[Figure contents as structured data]
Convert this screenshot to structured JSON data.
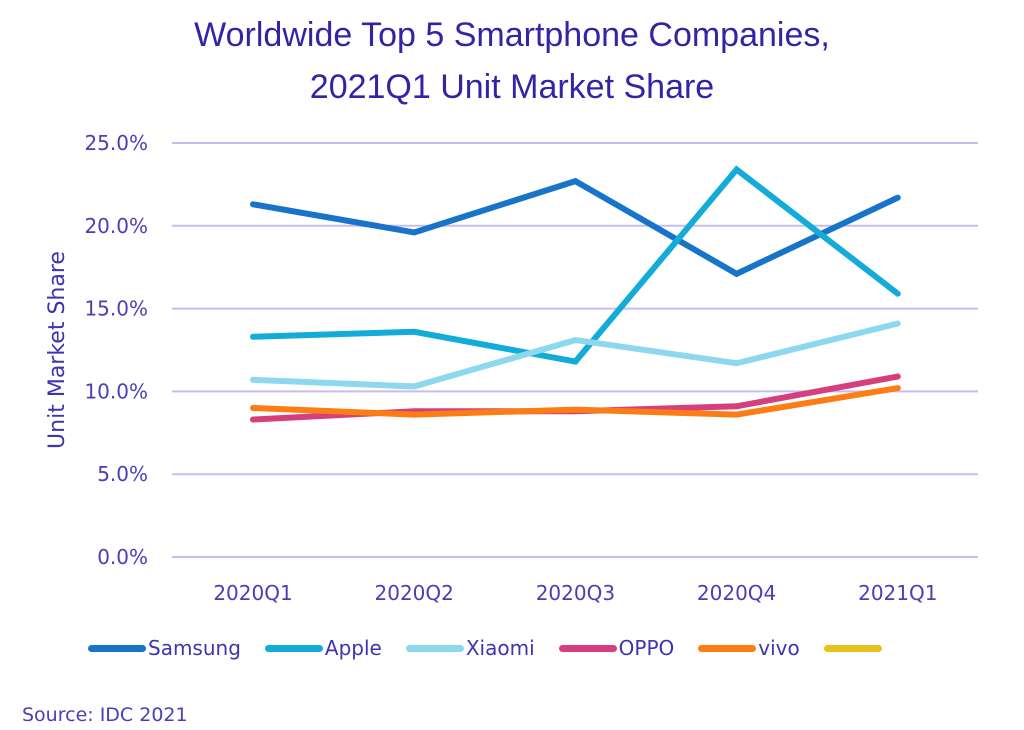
{
  "chart_data": {
    "type": "line",
    "title": "Worldwide Top 5 Smartphone Companies,",
    "subtitle": "2021Q1 Unit Market Share",
    "xlabel": "",
    "ylabel": "Unit Market Share",
    "categories": [
      "2020Q1",
      "2020Q2",
      "2020Q3",
      "2020Q4",
      "2021Q1"
    ],
    "ylim": [
      0,
      25
    ],
    "yticks": [
      0,
      5,
      10,
      15,
      20,
      25
    ],
    "ytick_labels": [
      "0.0%",
      "5.0%",
      "10.0%",
      "15.0%",
      "20.0%",
      "25.0%"
    ],
    "grid": true,
    "legend_position": "bottom",
    "series": [
      {
        "name": "Samsung",
        "color": "#1874c8",
        "values": [
          21.3,
          19.6,
          22.7,
          17.1,
          21.7
        ]
      },
      {
        "name": "Apple",
        "color": "#13acd8",
        "values": [
          13.3,
          13.6,
          11.8,
          23.4,
          15.9
        ]
      },
      {
        "name": "Xiaomi",
        "color": "#8dd8ee",
        "values": [
          10.7,
          10.3,
          13.1,
          11.7,
          14.1
        ]
      },
      {
        "name": "OPPO",
        "color": "#d63f7e",
        "values": [
          8.3,
          8.8,
          8.8,
          9.1,
          10.9
        ]
      },
      {
        "name": "vivo",
        "color": "#fb7d14",
        "values": [
          9.0,
          8.6,
          8.9,
          8.6,
          10.2
        ]
      },
      {
        "name": "",
        "color": "#e8c21a",
        "values": []
      }
    ],
    "source": "Source: IDC 2021"
  }
}
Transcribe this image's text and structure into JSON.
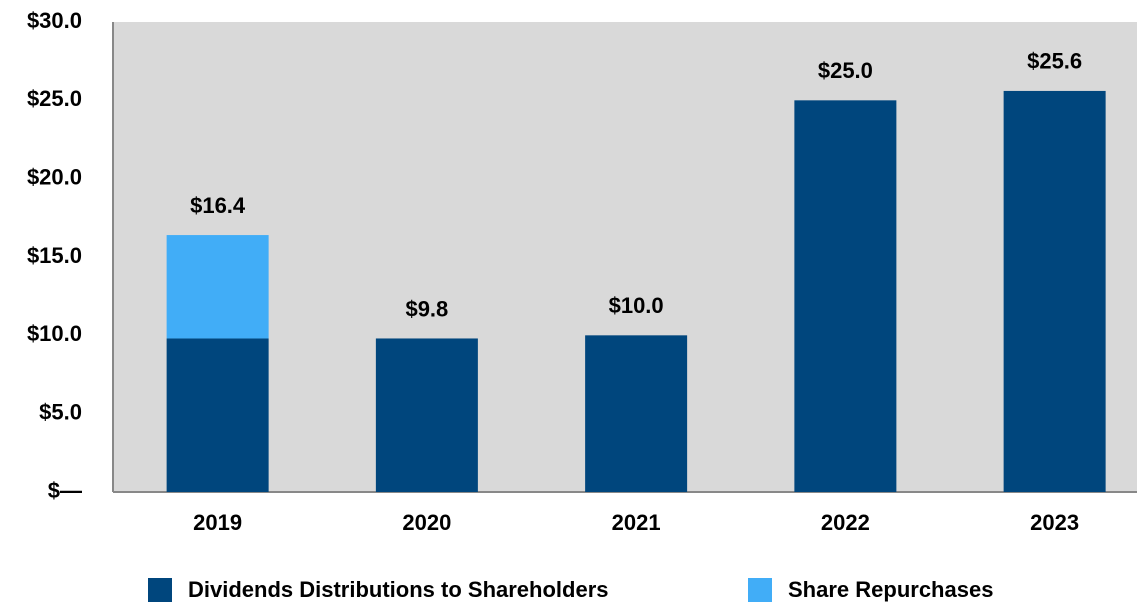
{
  "chart_data": {
    "type": "bar",
    "stacked": true,
    "categories": [
      "2019",
      "2020",
      "2021",
      "2022",
      "2023"
    ],
    "series": [
      {
        "name": "Dividends Distributions to Shareholders",
        "color": "#00467d",
        "values": [
          9.8,
          9.8,
          10.0,
          25.0,
          25.6
        ]
      },
      {
        "name": "Share Repurchases",
        "color": "#41adf7",
        "values": [
          6.6,
          0,
          0,
          0,
          0
        ]
      }
    ],
    "total_labels": [
      "$16.4",
      "$9.8",
      "$10.0",
      "$25.0",
      "$25.6"
    ],
    "ylim": [
      0,
      30
    ],
    "yticks": [
      {
        "value": 0,
        "label": "$—"
      },
      {
        "value": 5,
        "label": "$5.0"
      },
      {
        "value": 10,
        "label": "$10.0"
      },
      {
        "value": 15,
        "label": "$15.0"
      },
      {
        "value": 20,
        "label": "$20.0"
      },
      {
        "value": 25,
        "label": "$25.0"
      },
      {
        "value": 30,
        "label": "$30.0"
      }
    ],
    "grid": false,
    "legend": "bottom",
    "background": "#d9d9d9"
  }
}
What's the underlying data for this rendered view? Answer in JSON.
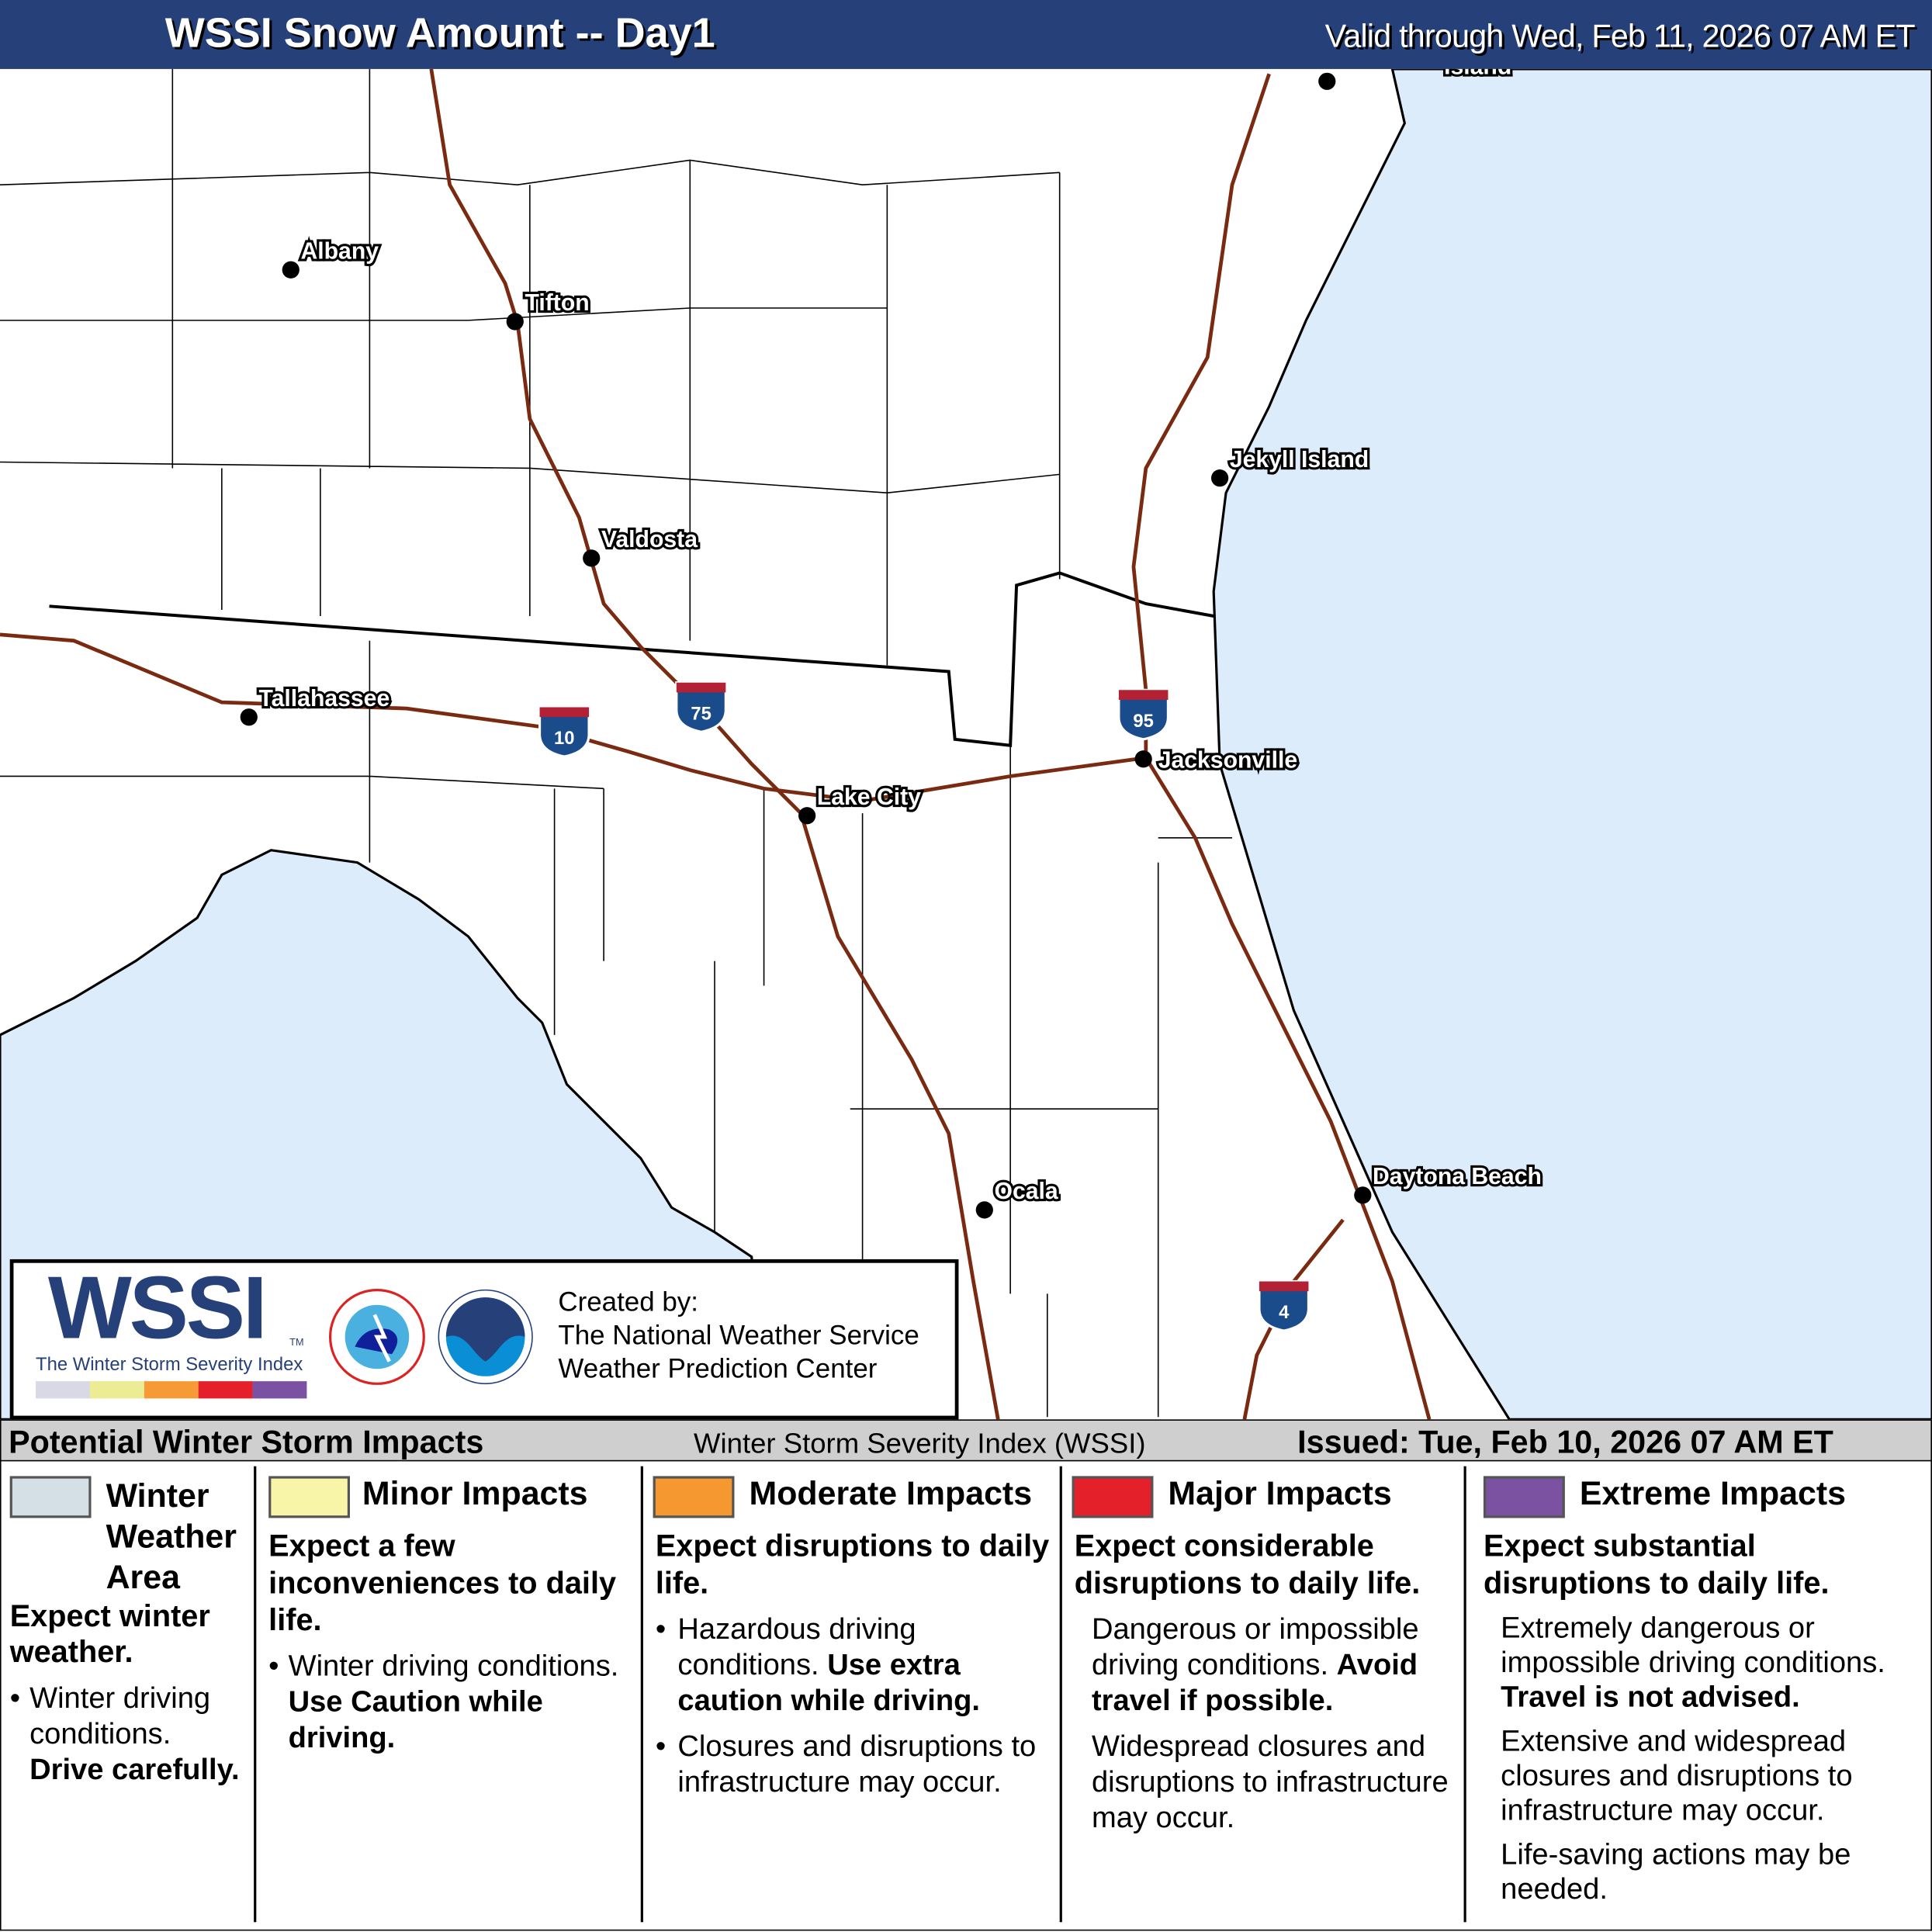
{
  "header": {
    "title": "WSSI Snow Amount -- Day1",
    "valid": "Valid through Wed, Feb 11, 2026 07 AM ET"
  },
  "map": {
    "colors": {
      "water": "#dcecfb",
      "land": "#ffffff",
      "interstate": "#7a2a10"
    },
    "cities": [
      {
        "name": "Albany"
      },
      {
        "name": "Tifton"
      },
      {
        "name": "Valdosta"
      },
      {
        "name": "Tallahassee"
      },
      {
        "name": "Lake City"
      },
      {
        "name": "Jacksonville"
      },
      {
        "name": "Jekyll Island"
      },
      {
        "name": "Ocala"
      },
      {
        "name": "Daytona Beach"
      },
      {
        "name": "Island"
      }
    ],
    "interstates": [
      "10",
      "75",
      "95",
      "4"
    ]
  },
  "logo": {
    "wssi": "WSSI",
    "tm": "TM",
    "subtitle": "The Winter Storm Severity Index",
    "colors": [
      "#d9d9e6",
      "#ecec95",
      "#f59a35",
      "#e4212b",
      "#7b52a1"
    ],
    "created_by": "Created by:",
    "org1": "The National Weather Service",
    "org2": "Weather Prediction Center"
  },
  "legend": {
    "left": "Potential Winter Storm Impacts",
    "center": "Winter Storm Severity Index (WSSI)",
    "issued": "Issued: Tue, Feb 10, 2026 07 AM ET",
    "columns": [
      {
        "title": "Winter Weather Area",
        "color": "#d4dfe6",
        "summary": "Expect winter weather.",
        "bullet": "Winter driving conditions.",
        "bold": "Drive carefully."
      },
      {
        "title": "Minor Impacts",
        "color": "#f8f5a8",
        "summary": "Expect a few inconveniences to daily life.",
        "bullet": "Winter driving conditions.",
        "bold": "Use Caution while driving."
      },
      {
        "title": "Moderate Impacts",
        "color": "#f5982f",
        "summary": "Expect disruptions to daily life.",
        "bullet": "Hazardous driving conditions.",
        "bold": "Use extra caution while driving.",
        "bullet2": "Closures and disruptions to infrastructure may occur."
      },
      {
        "title": "Major Impacts",
        "color": "#e4202a",
        "summary": "Expect considerable disruptions to daily life.",
        "bullet": "Dangerous or impossible driving conditions.",
        "bold": "Avoid travel if possible.",
        "bullet2": "Widespread closures and disruptions to infrastructure may occur."
      },
      {
        "title": "Extreme Impacts",
        "color": "#7b52a1",
        "summary": "Expect substantial disruptions to daily life.",
        "bullet": "Extremely dangerous or impossible driving conditions.",
        "bold": "Travel is not advised.",
        "bullet2": "Extensive and widespread closures and disruptions to infrastructure may occur.",
        "bullet3": "Life-saving actions may be needed."
      }
    ]
  }
}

EXERCISE INSTRUCTIONS>
What is the number of lines that contain "Market"? Reply with that number alone.

TASK RESPONSE>
2